Extracted material>
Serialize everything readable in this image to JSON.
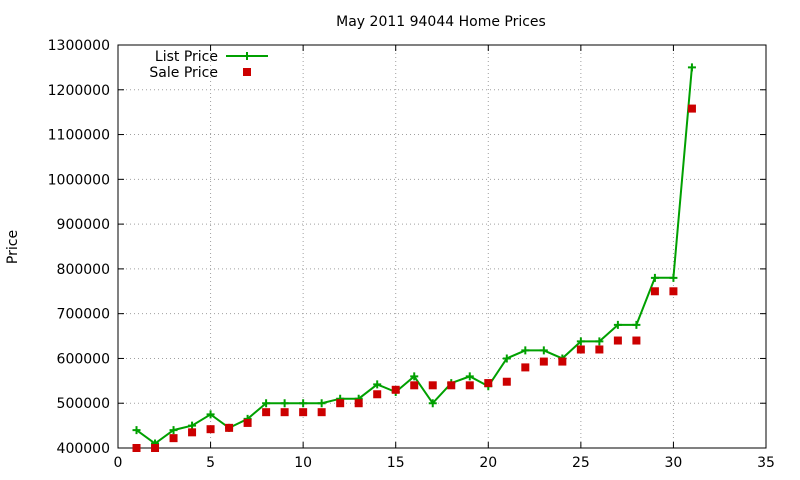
{
  "chart_data": {
    "type": "line",
    "title": "May 2011 94044 Home Prices",
    "xlabel": "",
    "ylabel": "Price",
    "xlim": [
      0,
      35
    ],
    "ylim": [
      400000,
      1300000
    ],
    "x_ticks": [
      0,
      5,
      10,
      15,
      20,
      25,
      30,
      35
    ],
    "y_ticks": [
      400000,
      500000,
      600000,
      700000,
      800000,
      900000,
      1000000,
      1100000,
      1200000,
      1300000
    ],
    "grid": true,
    "legend_position": "top-left",
    "series": [
      {
        "name": "List Price",
        "style": "line-with-plus-markers",
        "color": "#00a000",
        "points": [
          [
            1,
            440000
          ],
          [
            2,
            410000
          ],
          [
            3,
            440000
          ],
          [
            4,
            450000
          ],
          [
            5,
            475000
          ],
          [
            6,
            445000
          ],
          [
            7,
            465000
          ],
          [
            8,
            500000
          ],
          [
            9,
            500000
          ],
          [
            10,
            500000
          ],
          [
            11,
            500000
          ],
          [
            12,
            510000
          ],
          [
            13,
            510000
          ],
          [
            14,
            542000
          ],
          [
            15,
            525000
          ],
          [
            16,
            560000
          ],
          [
            17,
            500000
          ],
          [
            18,
            545000
          ],
          [
            19,
            560000
          ],
          [
            20,
            538000
          ],
          [
            21,
            600000
          ],
          [
            22,
            618000
          ],
          [
            23,
            618000
          ],
          [
            24,
            600000
          ],
          [
            25,
            638000
          ],
          [
            26,
            638000
          ],
          [
            27,
            675000
          ],
          [
            28,
            675000
          ],
          [
            29,
            780000
          ],
          [
            30,
            780000
          ],
          [
            31,
            1250000
          ]
        ]
      },
      {
        "name": "Sale Price",
        "style": "square-markers",
        "color": "#cc0000",
        "points": [
          [
            1,
            400000
          ],
          [
            2,
            400000
          ],
          [
            3,
            422000
          ],
          [
            4,
            435000
          ],
          [
            5,
            442000
          ],
          [
            6,
            445000
          ],
          [
            7,
            456000
          ],
          [
            8,
            480000
          ],
          [
            9,
            480000
          ],
          [
            10,
            480000
          ],
          [
            11,
            480000
          ],
          [
            12,
            500000
          ],
          [
            13,
            500000
          ],
          [
            14,
            520000
          ],
          [
            15,
            530000
          ],
          [
            16,
            540000
          ],
          [
            17,
            540000
          ],
          [
            18,
            540000
          ],
          [
            19,
            540000
          ],
          [
            20,
            545000
          ],
          [
            21,
            548000
          ],
          [
            22,
            580000
          ],
          [
            23,
            593000
          ],
          [
            24,
            593000
          ],
          [
            25,
            620000
          ],
          [
            26,
            620000
          ],
          [
            27,
            640000
          ],
          [
            28,
            640000
          ],
          [
            29,
            750000
          ],
          [
            30,
            750000
          ],
          [
            31,
            1158000
          ]
        ]
      }
    ]
  }
}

Objective>
Quote the full listing above word for word; exclude every picture from the copy.

Response below>
Serialize everything readable in this image to JSON.
{
  "chart_data": {
    "type": "line",
    "title": "May 2011 94044 Home Prices",
    "xlabel": "",
    "ylabel": "Price",
    "xlim": [
      0,
      35
    ],
    "ylim": [
      400000,
      1300000
    ],
    "x_ticks": [
      0,
      5,
      10,
      15,
      20,
      25,
      30,
      35
    ],
    "y_ticks": [
      400000,
      500000,
      600000,
      700000,
      800000,
      900000,
      1000000,
      1100000,
      1200000,
      1300000
    ],
    "grid": true,
    "legend_position": "top-left",
    "series": [
      {
        "name": "List Price",
        "style": "line-with-plus-markers",
        "color": "#00a000",
        "points": [
          [
            1,
            440000
          ],
          [
            2,
            410000
          ],
          [
            3,
            440000
          ],
          [
            4,
            450000
          ],
          [
            5,
            475000
          ],
          [
            6,
            445000
          ],
          [
            7,
            465000
          ],
          [
            8,
            500000
          ],
          [
            9,
            500000
          ],
          [
            10,
            500000
          ],
          [
            11,
            500000
          ],
          [
            12,
            510000
          ],
          [
            13,
            510000
          ],
          [
            14,
            542000
          ],
          [
            15,
            525000
          ],
          [
            16,
            560000
          ],
          [
            17,
            500000
          ],
          [
            18,
            545000
          ],
          [
            19,
            560000
          ],
          [
            20,
            538000
          ],
          [
            21,
            600000
          ],
          [
            22,
            618000
          ],
          [
            23,
            618000
          ],
          [
            24,
            600000
          ],
          [
            25,
            638000
          ],
          [
            26,
            638000
          ],
          [
            27,
            675000
          ],
          [
            28,
            675000
          ],
          [
            29,
            780000
          ],
          [
            30,
            780000
          ],
          [
            31,
            1250000
          ]
        ]
      },
      {
        "name": "Sale Price",
        "style": "square-markers",
        "color": "#cc0000",
        "points": [
          [
            1,
            400000
          ],
          [
            2,
            400000
          ],
          [
            3,
            422000
          ],
          [
            4,
            435000
          ],
          [
            5,
            442000
          ],
          [
            6,
            445000
          ],
          [
            7,
            456000
          ],
          [
            8,
            480000
          ],
          [
            9,
            480000
          ],
          [
            10,
            480000
          ],
          [
            11,
            480000
          ],
          [
            12,
            500000
          ],
          [
            13,
            500000
          ],
          [
            14,
            520000
          ],
          [
            15,
            530000
          ],
          [
            16,
            540000
          ],
          [
            17,
            540000
          ],
          [
            18,
            540000
          ],
          [
            19,
            540000
          ],
          [
            20,
            545000
          ],
          [
            21,
            548000
          ],
          [
            22,
            580000
          ],
          [
            23,
            593000
          ],
          [
            24,
            593000
          ],
          [
            25,
            620000
          ],
          [
            26,
            620000
          ],
          [
            27,
            640000
          ],
          [
            28,
            640000
          ],
          [
            29,
            750000
          ],
          [
            30,
            750000
          ],
          [
            31,
            1158000
          ]
        ]
      }
    ]
  }
}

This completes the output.